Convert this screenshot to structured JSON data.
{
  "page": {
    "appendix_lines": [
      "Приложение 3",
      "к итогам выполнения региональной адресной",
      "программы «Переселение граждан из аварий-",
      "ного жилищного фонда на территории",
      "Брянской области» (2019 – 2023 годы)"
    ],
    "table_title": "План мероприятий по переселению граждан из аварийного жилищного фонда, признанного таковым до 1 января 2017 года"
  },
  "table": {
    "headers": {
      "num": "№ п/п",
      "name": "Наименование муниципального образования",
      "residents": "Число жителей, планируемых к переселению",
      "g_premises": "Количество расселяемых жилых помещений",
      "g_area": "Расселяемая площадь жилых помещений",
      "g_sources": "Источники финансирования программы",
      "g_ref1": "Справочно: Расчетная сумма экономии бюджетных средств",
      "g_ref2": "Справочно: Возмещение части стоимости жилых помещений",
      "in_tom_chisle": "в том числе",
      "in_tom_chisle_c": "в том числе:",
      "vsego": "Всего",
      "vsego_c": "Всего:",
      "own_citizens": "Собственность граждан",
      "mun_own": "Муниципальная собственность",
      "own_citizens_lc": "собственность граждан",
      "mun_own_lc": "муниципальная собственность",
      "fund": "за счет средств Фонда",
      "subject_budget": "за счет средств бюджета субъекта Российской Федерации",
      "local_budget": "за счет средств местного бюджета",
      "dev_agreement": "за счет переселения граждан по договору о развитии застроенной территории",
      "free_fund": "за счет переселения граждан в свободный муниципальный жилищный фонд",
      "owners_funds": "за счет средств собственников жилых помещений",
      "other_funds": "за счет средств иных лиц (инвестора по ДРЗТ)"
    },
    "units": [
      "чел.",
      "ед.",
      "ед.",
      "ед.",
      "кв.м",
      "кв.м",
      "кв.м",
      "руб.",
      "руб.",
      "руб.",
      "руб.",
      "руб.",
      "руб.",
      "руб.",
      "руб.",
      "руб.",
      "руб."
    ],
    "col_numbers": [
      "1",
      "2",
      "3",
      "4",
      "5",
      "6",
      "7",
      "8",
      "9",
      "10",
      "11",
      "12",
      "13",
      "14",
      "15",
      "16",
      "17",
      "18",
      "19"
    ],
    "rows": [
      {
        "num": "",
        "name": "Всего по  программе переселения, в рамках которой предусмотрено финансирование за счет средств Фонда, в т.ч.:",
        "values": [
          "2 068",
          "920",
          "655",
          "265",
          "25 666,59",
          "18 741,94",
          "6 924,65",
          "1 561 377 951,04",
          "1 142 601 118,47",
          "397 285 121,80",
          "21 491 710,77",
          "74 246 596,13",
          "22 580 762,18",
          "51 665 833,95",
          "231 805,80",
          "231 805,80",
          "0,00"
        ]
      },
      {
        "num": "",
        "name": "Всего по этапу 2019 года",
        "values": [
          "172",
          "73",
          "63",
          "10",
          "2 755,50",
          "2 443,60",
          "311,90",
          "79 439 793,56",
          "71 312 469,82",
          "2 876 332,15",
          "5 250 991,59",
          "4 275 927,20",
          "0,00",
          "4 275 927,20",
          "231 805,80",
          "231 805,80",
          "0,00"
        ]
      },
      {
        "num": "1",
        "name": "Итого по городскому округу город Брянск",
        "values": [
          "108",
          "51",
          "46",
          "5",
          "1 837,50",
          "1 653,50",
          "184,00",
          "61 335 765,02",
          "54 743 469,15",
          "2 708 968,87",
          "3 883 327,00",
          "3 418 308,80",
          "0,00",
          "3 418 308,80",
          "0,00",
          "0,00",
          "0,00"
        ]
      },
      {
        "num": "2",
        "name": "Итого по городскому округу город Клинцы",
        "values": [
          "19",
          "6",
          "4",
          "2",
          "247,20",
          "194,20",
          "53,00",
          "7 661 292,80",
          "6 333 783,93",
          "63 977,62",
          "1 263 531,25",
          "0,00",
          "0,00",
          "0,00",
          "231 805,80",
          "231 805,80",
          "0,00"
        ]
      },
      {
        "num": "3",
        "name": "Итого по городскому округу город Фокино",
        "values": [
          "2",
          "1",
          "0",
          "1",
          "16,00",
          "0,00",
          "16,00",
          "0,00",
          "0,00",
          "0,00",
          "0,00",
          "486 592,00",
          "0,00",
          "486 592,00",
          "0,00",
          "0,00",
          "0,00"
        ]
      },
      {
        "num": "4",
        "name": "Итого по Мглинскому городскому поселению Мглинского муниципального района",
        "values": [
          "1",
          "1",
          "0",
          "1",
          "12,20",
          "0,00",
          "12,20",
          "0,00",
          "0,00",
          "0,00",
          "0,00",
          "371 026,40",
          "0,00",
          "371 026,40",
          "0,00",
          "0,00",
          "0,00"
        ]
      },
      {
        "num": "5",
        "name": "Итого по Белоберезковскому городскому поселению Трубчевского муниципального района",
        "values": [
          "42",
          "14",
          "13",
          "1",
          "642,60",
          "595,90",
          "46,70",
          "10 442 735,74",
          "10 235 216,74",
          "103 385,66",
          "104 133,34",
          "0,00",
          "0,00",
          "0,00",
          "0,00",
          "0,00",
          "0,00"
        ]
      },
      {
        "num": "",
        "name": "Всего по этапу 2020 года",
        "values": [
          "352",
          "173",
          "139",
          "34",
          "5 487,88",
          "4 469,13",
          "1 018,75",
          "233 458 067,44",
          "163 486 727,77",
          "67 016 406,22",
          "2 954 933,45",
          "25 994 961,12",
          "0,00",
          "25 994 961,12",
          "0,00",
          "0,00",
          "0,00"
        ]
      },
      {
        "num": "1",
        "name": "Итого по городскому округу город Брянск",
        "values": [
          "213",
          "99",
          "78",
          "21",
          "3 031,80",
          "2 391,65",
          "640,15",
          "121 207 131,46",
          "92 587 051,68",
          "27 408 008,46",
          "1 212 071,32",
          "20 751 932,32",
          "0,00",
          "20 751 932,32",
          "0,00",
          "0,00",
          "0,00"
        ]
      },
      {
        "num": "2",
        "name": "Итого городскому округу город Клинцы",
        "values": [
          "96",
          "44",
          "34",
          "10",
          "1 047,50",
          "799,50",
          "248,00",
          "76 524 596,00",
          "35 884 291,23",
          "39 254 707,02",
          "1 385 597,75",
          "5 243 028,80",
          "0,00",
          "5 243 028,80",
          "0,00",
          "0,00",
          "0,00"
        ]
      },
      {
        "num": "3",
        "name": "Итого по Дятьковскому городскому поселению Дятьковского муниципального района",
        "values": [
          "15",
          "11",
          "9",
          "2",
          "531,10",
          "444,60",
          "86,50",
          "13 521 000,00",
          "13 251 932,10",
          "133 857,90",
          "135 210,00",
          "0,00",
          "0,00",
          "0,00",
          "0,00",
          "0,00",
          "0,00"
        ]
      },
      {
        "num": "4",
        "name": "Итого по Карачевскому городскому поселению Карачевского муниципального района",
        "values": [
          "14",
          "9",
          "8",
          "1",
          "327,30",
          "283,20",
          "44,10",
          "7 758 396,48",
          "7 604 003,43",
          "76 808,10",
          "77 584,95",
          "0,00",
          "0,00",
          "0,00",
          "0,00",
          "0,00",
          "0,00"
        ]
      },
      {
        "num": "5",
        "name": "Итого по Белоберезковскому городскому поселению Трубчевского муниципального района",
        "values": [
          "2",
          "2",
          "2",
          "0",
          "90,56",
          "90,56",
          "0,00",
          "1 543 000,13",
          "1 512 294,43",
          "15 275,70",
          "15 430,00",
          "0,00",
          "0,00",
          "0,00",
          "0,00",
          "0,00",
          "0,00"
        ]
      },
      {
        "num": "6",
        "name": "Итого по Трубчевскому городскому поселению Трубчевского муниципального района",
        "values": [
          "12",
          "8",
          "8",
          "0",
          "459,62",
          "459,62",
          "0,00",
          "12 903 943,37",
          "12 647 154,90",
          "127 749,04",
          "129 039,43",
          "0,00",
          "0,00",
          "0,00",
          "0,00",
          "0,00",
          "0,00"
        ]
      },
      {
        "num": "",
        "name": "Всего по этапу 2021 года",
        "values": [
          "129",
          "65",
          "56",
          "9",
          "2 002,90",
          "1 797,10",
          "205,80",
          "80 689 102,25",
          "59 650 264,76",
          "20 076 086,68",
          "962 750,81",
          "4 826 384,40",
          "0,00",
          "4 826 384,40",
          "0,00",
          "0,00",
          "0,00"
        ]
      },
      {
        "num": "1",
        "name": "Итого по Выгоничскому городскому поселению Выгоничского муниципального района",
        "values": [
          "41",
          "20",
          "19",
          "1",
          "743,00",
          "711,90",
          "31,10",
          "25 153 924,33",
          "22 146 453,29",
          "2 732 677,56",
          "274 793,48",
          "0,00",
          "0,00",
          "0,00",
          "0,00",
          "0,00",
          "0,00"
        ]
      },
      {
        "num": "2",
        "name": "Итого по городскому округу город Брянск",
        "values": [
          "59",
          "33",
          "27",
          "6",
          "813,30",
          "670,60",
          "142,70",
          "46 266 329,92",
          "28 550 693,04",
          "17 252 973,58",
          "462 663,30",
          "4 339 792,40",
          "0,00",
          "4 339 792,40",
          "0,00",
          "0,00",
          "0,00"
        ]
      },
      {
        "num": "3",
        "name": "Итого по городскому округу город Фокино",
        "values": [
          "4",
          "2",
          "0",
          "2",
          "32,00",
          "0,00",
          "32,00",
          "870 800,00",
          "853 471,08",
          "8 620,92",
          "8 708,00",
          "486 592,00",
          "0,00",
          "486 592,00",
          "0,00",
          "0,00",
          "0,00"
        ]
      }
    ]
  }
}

+++++

Set exercise
Show each line holding the word "программы".

The solution
      "программы «Переселение граждан из аварий-",
      "g_sources": "Источники финансирования программы",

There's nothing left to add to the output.